DETAILED DESCRIPTION OF THE PREFERRED EMBODIMENT
[0021] The present invention will now be described more
specifically with reference to the following embodiments. It is to
be noted that the following descriptions of preferred embodiments
of this invention are presented herein for purpose of illustration
and description only. It is not intended to be exhaustive or to be
limited to the precise form disclosed.
[0022] The present invention is directed to a light reflecting
structure. Such a structure can be used in an image processing
apparatus such as a scanner, a printing machine, a copying machine
or a facsimile machine. The light generated from this light
reflecting structure can be evenly projected onto the scanned
objected.
[0023] Referring to FIG. 1, a schematic view of a light reflecting
structure according to a preferred embodiment of the present
invention is shown. The light reflecting structure principally
comprises a light source 11 and a reflector 12. The light source 11
is disposed with a trench 101 of the light-emitting module 10. In
this embodiment, the light-emitting module 10 further comprises a
reflective mirror, a lens set, and a photoelectric conversion
device such as a charge coupled device (CCD). The functions of the
reflective mirror, the lens set and the CCD element are similar to
those described above. An example of the light source 11 used in
the present invention is a linear cathode-ray tube lamp. The
reflector 12 is disposed besides or under the light source 11. The
number of the reflector 12 can be more than one. When the scanner
is operated, the light emitted by the light source 11 is reflected
from the reflector 12 and then projected onto an opaque object
placed on a scanning platform (not shown) above the light-emitting
module 10. The light reflected from the scanned object is incident
into the light-emitting module 10 and reflected by the reflective
mirror. By means of the lens set, the light reflected from the
reflective mirror is focused on the CCD element and converted into
an electric signal in an analog or digital form. In the embodiment
of FIG. 1, the light source 11 is disposed above the trench 101 of
the light-emitting module 10, and the reflector 12 is attached to
the bottom surface of the trench 101. There is a gap between the
light source 11 and the reflector 12.
+---+
*OBJECTIVES:*
(A) Please reproduce the patent excerpt from "DETAILED DESCRIPTION OF" to "precise form disclosed.".
(B) According to the patent excerpt, what is given as an example of the light source 11?
+---+
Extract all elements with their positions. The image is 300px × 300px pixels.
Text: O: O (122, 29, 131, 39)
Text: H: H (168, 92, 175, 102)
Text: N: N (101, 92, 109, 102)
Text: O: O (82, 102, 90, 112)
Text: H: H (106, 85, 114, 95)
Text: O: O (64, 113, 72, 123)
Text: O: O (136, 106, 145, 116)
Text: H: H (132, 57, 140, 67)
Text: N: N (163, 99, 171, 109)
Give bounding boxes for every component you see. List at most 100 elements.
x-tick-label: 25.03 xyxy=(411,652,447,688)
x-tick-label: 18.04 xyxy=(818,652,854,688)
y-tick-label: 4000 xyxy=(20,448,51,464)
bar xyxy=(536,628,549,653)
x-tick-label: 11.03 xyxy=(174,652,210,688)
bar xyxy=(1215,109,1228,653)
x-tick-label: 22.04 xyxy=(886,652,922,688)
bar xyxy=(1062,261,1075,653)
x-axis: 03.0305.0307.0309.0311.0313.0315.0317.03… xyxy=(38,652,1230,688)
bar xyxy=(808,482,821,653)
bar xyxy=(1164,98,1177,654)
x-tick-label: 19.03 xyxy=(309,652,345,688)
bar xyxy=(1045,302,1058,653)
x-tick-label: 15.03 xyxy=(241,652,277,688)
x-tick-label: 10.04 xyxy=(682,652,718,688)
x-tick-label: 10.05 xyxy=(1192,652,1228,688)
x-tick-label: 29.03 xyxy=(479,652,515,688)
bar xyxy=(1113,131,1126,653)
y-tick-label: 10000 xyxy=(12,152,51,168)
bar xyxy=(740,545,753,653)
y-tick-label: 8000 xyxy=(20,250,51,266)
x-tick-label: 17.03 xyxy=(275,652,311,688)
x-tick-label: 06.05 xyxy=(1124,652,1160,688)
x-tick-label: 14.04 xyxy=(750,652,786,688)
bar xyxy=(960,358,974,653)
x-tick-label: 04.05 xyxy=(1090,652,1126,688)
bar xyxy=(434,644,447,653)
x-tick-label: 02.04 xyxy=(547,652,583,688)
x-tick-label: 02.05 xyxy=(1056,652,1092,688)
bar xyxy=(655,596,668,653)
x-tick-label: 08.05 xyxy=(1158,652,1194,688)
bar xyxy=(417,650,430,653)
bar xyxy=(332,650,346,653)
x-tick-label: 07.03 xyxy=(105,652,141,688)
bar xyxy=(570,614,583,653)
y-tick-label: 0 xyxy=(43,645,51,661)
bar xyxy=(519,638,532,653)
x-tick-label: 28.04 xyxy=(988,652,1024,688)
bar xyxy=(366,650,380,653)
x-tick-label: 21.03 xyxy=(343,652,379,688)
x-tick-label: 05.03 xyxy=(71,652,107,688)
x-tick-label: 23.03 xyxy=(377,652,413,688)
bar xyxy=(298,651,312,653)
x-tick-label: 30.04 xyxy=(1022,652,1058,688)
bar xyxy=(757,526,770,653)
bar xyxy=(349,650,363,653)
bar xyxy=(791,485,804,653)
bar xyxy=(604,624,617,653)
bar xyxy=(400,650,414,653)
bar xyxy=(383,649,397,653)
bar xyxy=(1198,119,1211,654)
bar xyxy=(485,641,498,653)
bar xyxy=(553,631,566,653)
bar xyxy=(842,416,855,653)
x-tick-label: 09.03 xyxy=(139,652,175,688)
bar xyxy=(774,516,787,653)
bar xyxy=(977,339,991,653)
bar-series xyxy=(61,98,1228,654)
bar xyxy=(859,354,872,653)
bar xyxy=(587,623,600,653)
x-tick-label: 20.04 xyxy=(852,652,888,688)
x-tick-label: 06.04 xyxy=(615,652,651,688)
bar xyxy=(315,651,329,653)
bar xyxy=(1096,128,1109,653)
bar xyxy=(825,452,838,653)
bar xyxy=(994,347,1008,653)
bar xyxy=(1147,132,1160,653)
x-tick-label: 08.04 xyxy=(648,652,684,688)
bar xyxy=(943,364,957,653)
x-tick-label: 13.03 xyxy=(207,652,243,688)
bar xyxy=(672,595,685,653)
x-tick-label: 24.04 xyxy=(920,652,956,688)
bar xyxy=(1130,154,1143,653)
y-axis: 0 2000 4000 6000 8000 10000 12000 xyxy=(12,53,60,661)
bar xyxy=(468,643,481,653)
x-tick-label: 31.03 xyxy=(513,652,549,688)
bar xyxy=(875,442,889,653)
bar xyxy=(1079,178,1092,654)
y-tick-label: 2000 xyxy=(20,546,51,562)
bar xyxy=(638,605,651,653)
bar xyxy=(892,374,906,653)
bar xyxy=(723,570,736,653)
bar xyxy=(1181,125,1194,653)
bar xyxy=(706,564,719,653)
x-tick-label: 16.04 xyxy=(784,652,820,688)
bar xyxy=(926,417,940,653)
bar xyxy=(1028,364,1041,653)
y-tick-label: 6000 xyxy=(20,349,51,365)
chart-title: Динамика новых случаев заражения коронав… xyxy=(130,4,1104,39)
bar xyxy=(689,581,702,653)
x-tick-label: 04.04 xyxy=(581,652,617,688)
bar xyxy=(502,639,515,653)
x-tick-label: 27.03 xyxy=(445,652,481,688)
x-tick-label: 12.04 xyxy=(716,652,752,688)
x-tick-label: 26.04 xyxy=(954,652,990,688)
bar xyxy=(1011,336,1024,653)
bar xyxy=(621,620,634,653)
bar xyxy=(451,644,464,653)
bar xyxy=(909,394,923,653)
+---+
*SOLUTIONS TO THE EXERCISE:*
(A)
DETAILED DESCRIPTION OF THE PREFERRED EMBODIMENT
[0021] The present invention will now be described more
specifically with reference to the following embodiments. It is to
be noted that the following descriptions of preferred embodiments
of this invention are presented herein for purpose of illustration
and description only. It is not intended to be exhaustive or to be
limited to the precise form disclosed.

(B) A linear cathode-ray tube lamp.